TO BE DONE = Check each line of the records below and collect those holding "title".

EXERCISE INPUTS =
__________
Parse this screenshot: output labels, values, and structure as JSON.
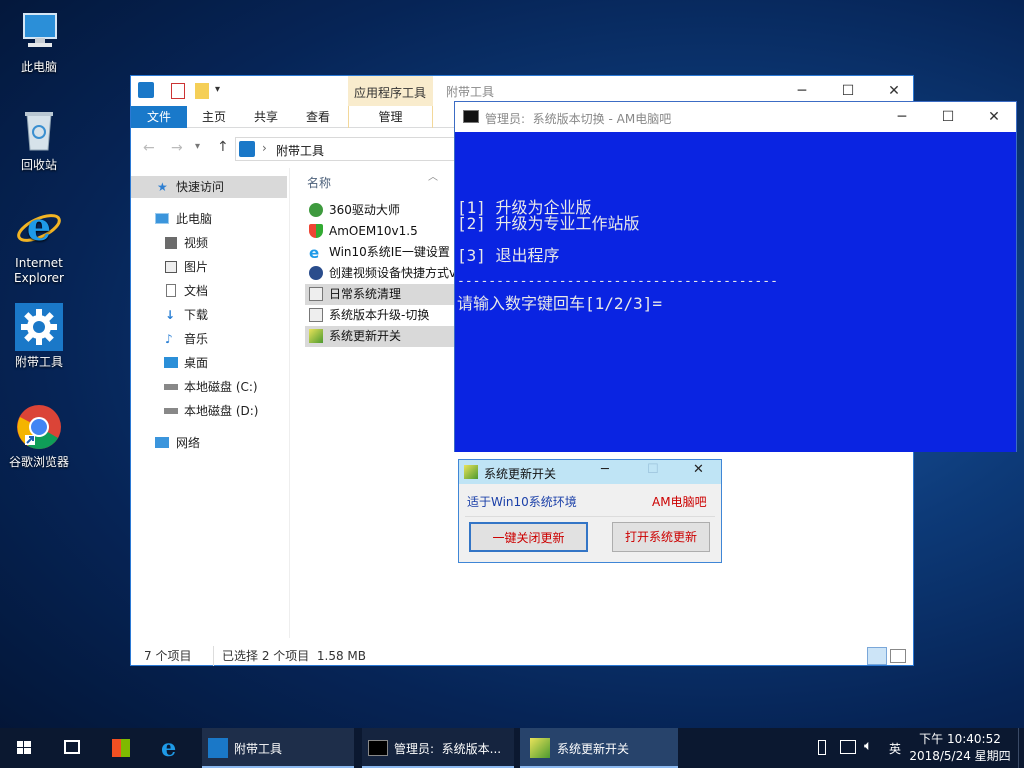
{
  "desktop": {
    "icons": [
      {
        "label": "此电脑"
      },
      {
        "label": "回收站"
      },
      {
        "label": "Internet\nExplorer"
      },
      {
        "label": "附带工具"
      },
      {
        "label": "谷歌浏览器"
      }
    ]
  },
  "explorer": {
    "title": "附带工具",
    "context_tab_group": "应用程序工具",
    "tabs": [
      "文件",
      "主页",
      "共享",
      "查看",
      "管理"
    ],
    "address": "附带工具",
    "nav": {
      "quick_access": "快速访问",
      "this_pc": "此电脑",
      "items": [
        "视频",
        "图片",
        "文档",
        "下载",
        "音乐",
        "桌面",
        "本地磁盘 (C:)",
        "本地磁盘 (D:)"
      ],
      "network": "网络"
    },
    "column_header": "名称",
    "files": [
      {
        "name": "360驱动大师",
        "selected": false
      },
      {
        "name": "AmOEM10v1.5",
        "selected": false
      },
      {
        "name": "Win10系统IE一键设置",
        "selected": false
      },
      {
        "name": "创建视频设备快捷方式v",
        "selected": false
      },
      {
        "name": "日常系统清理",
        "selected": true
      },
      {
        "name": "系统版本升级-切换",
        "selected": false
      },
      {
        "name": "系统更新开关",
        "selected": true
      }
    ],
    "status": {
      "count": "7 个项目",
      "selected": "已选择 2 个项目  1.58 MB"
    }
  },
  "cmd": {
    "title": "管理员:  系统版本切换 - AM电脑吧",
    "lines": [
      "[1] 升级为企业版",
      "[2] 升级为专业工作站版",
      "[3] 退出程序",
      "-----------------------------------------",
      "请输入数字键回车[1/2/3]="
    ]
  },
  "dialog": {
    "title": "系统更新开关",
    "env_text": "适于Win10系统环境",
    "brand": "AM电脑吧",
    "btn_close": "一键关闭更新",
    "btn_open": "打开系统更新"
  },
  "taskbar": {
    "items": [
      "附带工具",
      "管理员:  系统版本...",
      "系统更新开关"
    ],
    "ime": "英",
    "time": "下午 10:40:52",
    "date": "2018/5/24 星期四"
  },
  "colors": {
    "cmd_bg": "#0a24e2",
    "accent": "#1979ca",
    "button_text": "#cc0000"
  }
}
__________
SOLUTION =
    "title": "附带工具",
    "title": "管理员:  系统版本切换 - AM电脑吧",
    "title": "系统更新开关",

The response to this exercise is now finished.